— The exercise —
Gather all lines from the material that contain the word "area".
--- Supplied data ---
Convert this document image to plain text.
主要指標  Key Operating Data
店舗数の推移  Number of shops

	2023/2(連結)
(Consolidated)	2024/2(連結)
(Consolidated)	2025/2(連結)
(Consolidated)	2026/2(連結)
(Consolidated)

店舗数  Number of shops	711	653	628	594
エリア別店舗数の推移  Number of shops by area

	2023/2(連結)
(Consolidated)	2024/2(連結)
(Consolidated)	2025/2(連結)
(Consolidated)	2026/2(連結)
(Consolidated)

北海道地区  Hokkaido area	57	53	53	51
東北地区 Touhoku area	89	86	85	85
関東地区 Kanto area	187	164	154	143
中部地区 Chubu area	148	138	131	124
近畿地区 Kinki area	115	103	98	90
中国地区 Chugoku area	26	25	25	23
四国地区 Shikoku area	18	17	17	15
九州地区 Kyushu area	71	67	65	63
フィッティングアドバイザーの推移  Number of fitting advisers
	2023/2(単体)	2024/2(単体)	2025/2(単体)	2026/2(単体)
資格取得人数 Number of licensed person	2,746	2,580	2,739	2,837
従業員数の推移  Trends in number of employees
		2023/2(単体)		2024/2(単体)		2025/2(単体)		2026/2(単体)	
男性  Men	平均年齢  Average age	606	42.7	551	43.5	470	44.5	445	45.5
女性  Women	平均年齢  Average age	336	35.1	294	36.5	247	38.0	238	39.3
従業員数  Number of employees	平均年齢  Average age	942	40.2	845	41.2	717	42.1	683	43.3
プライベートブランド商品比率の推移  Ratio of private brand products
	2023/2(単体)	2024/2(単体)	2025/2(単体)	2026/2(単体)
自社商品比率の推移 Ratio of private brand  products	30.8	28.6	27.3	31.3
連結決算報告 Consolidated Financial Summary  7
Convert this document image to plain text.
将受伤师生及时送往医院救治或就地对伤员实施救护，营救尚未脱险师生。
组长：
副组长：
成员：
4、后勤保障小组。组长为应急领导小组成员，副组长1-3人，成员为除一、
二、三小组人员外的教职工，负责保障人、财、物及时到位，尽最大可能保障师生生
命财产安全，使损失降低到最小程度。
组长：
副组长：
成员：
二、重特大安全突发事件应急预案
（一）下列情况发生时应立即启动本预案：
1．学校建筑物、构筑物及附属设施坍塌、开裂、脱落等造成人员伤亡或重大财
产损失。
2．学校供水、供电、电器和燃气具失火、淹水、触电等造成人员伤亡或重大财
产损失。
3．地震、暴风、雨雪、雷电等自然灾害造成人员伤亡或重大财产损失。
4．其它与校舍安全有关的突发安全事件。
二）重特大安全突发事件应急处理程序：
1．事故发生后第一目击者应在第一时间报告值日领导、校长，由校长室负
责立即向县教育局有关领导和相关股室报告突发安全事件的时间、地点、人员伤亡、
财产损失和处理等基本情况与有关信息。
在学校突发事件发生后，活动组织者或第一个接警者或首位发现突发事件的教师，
---
— Worked answer —
エリア別店舗数の推移  Number of shops by area
北海道地区  Hokkaido area	57	53	53	51
東北地区 Touhoku area	89	86	85	85
関東地区 Kanto area	187	164	154	143
中部地区 Chubu area	148	138	131	124
近畿地区 Kinki area	115	103	98	90
中国地区 Chugoku area	26	25	25	23
四国地区 Shikoku area	18	17	17	15
九州地区 Kyushu area	71	67	65	63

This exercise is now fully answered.